• Set task: Copy out each line of the material in which the word "Profit" appears.

Figure data in JSON
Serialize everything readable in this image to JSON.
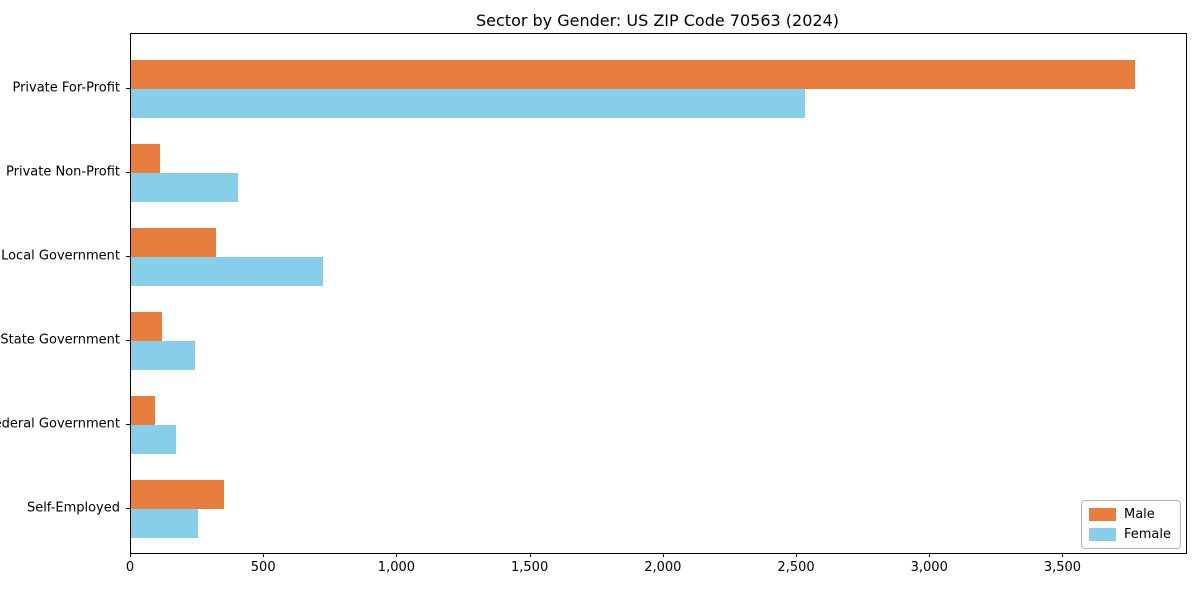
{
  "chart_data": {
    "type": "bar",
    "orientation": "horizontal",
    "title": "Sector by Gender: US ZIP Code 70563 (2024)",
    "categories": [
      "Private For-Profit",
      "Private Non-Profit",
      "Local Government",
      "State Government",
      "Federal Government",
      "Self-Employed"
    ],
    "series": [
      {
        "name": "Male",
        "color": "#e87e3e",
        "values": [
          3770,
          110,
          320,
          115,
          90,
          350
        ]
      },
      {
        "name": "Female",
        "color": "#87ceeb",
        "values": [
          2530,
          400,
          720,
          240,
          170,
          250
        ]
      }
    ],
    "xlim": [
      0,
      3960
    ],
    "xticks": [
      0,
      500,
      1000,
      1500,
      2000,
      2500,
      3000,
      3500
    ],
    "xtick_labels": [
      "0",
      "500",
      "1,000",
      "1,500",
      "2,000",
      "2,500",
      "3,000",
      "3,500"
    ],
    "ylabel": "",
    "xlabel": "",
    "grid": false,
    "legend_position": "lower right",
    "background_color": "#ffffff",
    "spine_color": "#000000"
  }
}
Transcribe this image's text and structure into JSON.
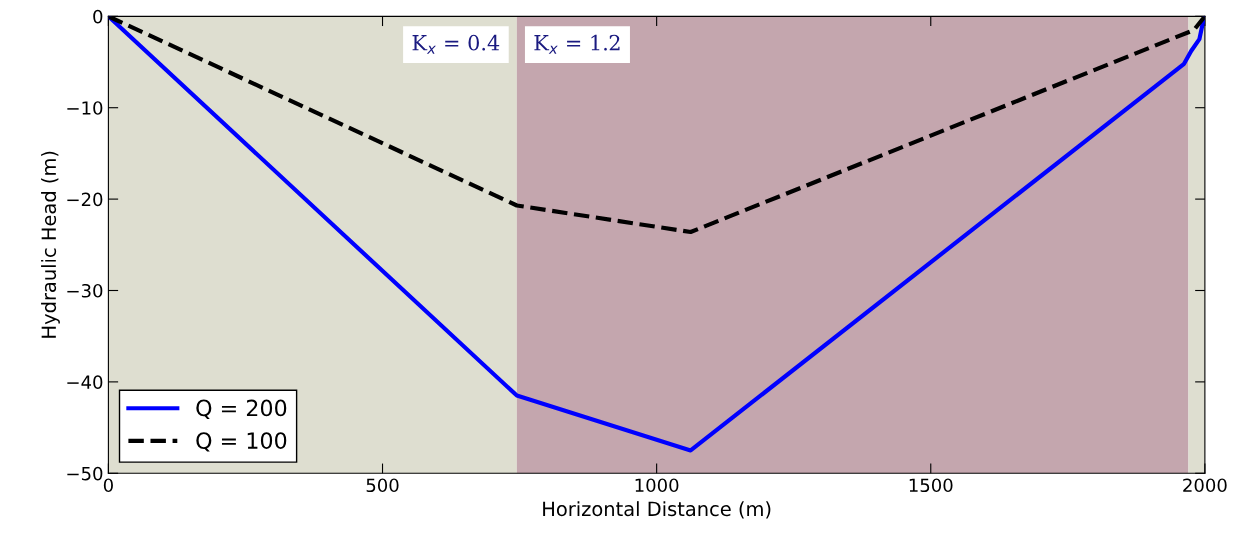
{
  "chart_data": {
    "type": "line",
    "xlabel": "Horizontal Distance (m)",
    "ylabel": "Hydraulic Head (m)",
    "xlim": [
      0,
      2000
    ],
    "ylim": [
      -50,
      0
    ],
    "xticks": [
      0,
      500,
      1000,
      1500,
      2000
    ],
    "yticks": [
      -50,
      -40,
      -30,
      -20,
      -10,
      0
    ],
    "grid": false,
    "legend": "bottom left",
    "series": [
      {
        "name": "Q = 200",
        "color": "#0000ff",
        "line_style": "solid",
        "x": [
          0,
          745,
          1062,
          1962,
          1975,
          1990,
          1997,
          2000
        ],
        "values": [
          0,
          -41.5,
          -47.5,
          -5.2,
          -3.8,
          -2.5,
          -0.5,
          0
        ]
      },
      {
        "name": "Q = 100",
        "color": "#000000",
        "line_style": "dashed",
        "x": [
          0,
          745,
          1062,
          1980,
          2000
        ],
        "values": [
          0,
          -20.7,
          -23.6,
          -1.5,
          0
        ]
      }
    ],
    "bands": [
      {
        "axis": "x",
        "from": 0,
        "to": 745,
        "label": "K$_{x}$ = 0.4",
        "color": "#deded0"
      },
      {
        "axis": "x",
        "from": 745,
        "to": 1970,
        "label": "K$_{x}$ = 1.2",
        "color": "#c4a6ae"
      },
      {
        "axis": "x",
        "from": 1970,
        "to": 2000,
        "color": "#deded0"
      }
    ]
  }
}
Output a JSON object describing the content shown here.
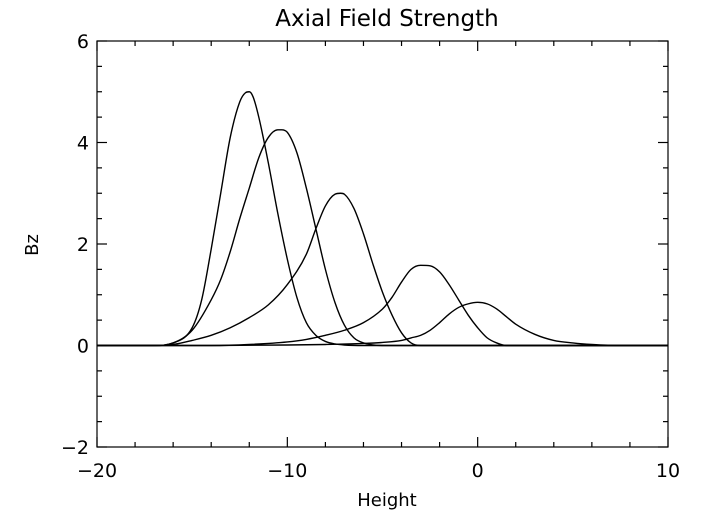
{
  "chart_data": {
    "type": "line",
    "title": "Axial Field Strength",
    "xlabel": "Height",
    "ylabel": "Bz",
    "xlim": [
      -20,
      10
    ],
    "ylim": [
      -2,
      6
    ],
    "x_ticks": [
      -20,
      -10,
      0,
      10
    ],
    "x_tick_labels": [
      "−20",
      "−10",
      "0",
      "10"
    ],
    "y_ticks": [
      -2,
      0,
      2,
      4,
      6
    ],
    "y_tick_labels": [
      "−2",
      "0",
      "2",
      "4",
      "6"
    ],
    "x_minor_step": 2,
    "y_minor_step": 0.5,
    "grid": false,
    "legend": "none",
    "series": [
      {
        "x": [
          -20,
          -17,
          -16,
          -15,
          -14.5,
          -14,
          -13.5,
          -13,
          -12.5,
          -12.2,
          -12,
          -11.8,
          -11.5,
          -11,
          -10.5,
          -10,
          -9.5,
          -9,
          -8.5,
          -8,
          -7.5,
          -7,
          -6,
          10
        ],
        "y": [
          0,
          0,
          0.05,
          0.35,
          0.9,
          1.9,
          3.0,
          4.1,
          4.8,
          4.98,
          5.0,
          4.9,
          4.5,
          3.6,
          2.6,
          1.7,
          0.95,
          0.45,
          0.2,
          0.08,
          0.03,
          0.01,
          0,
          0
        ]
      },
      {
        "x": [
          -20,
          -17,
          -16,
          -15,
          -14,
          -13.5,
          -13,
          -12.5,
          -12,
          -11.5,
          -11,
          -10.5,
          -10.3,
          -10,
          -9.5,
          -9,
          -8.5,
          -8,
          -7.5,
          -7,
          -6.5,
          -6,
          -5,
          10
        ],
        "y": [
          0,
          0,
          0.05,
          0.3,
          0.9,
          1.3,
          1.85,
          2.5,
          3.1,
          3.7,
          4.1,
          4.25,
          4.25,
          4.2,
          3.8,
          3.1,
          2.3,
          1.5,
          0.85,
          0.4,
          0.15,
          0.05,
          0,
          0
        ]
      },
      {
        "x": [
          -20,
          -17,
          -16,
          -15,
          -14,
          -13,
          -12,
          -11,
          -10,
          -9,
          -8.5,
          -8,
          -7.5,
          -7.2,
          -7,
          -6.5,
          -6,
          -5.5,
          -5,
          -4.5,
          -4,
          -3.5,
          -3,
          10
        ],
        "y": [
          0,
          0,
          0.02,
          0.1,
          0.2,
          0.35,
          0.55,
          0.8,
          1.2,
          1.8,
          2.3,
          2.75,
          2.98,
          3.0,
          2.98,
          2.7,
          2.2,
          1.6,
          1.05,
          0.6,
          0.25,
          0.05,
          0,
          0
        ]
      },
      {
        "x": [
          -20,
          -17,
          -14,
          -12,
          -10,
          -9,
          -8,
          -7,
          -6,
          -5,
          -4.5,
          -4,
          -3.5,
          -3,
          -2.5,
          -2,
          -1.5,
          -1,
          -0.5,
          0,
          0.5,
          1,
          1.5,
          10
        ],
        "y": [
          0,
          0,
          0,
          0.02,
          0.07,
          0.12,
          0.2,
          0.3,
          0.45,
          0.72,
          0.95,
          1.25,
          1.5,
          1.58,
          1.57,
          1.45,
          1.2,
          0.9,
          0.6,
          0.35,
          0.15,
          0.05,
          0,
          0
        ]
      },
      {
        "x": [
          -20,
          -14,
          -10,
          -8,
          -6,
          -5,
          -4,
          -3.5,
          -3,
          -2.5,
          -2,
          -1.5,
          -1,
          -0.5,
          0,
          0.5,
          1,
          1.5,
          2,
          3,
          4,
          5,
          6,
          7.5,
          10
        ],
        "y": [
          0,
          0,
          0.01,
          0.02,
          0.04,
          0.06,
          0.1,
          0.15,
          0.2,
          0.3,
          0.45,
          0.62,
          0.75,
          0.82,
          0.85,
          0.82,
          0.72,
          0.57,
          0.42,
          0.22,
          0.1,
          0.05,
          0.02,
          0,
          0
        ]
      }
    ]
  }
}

• Expected answer:
      "Private For-Profit",
      "Private Non-Profit",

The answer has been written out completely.